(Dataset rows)
--- START ---

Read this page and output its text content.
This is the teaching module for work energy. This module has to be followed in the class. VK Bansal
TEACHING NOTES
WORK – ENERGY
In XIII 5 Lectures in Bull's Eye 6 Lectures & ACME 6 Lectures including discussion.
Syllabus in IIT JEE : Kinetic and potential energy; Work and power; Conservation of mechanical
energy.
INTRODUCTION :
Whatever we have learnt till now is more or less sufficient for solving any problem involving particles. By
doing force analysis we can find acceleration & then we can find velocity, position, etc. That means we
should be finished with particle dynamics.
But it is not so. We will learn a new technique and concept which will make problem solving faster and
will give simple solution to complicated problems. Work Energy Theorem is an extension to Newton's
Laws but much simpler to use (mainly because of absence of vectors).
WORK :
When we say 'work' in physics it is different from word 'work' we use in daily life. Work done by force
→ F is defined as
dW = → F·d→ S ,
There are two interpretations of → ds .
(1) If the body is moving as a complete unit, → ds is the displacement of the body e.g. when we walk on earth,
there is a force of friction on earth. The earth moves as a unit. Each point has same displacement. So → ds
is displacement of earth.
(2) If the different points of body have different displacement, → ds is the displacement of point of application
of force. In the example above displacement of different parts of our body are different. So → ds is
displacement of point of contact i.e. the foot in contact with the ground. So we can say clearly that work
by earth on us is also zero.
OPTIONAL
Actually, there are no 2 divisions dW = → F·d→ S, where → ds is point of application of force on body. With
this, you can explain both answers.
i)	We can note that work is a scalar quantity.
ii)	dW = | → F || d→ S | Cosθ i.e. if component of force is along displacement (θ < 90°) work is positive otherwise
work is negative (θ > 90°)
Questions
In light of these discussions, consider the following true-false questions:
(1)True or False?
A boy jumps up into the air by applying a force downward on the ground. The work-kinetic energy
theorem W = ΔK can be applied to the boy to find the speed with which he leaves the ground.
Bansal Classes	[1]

--- END ---

▸ **Problem to work on**
Take the listing above and write it out again exactly.

▸ **Solved exercise**
Read this page and output its text content.
This is the teaching module for work energy. This module has to be followed in the class. VK Bansal
TEACHING NOTES
WORK – ENERGY
In XIII 5 Lectures in Bull's Eye 6 Lectures & ACME 6 Lectures including discussion.
Syllabus in IIT JEE : Kinetic and potential energy; Work and power; Conservation of mechanical
energy.
INTRODUCTION :
Whatever we have learnt till now is more or less sufficient for solving any problem involving particles. By
doing force analysis we can find acceleration & then we can find velocity, position, etc. That means we
should be finished with particle dynamics.
But it is not so. We will learn a new technique and concept which will make problem solving faster and
will give simple solution to complicated problems. Work Energy Theorem is an extension to Newton's
Laws but much simpler to use (mainly because of absence of vectors).
WORK :
When we say 'work' in physics it is different from word 'work' we use in daily life. Work done by force
→ F is defined as
dW = → F·d→ S ,
There are two interpretations of → ds .
(1) If the body is moving as a complete unit, → ds is the displacement of the body e.g. when we walk on earth,
there is a force of friction on earth. The earth moves as a unit. Each point has same displacement. So → ds
is displacement of earth.
(2) If the different points of body have different displacement, → ds is the displacement of point of application
of force. In the example above displacement of different parts of our body are different. So → ds is
displacement of point of contact i.e. the foot in contact with the ground. So we can say clearly that work
by earth on us is also zero.
OPTIONAL
Actually, there are no 2 divisions dW = → F·d→ S, where → ds is point of application of force on body. With
this, you can explain both answers.
i)	We can note that work is a scalar quantity.
ii)	dW = | → F || d→ S | Cosθ i.e. if component of force is along displacement (θ < 90°) work is positive otherwise
work is negative (θ > 90°)
Questions
In light of these discussions, consider the following true-false questions:
(1)True or False?
A boy jumps up into the air by applying a force downward on the ground. The work-kinetic energy
theorem W = ΔK can be applied to the boy to find the speed with which he leaves the ground.
Bansal Classes	[1]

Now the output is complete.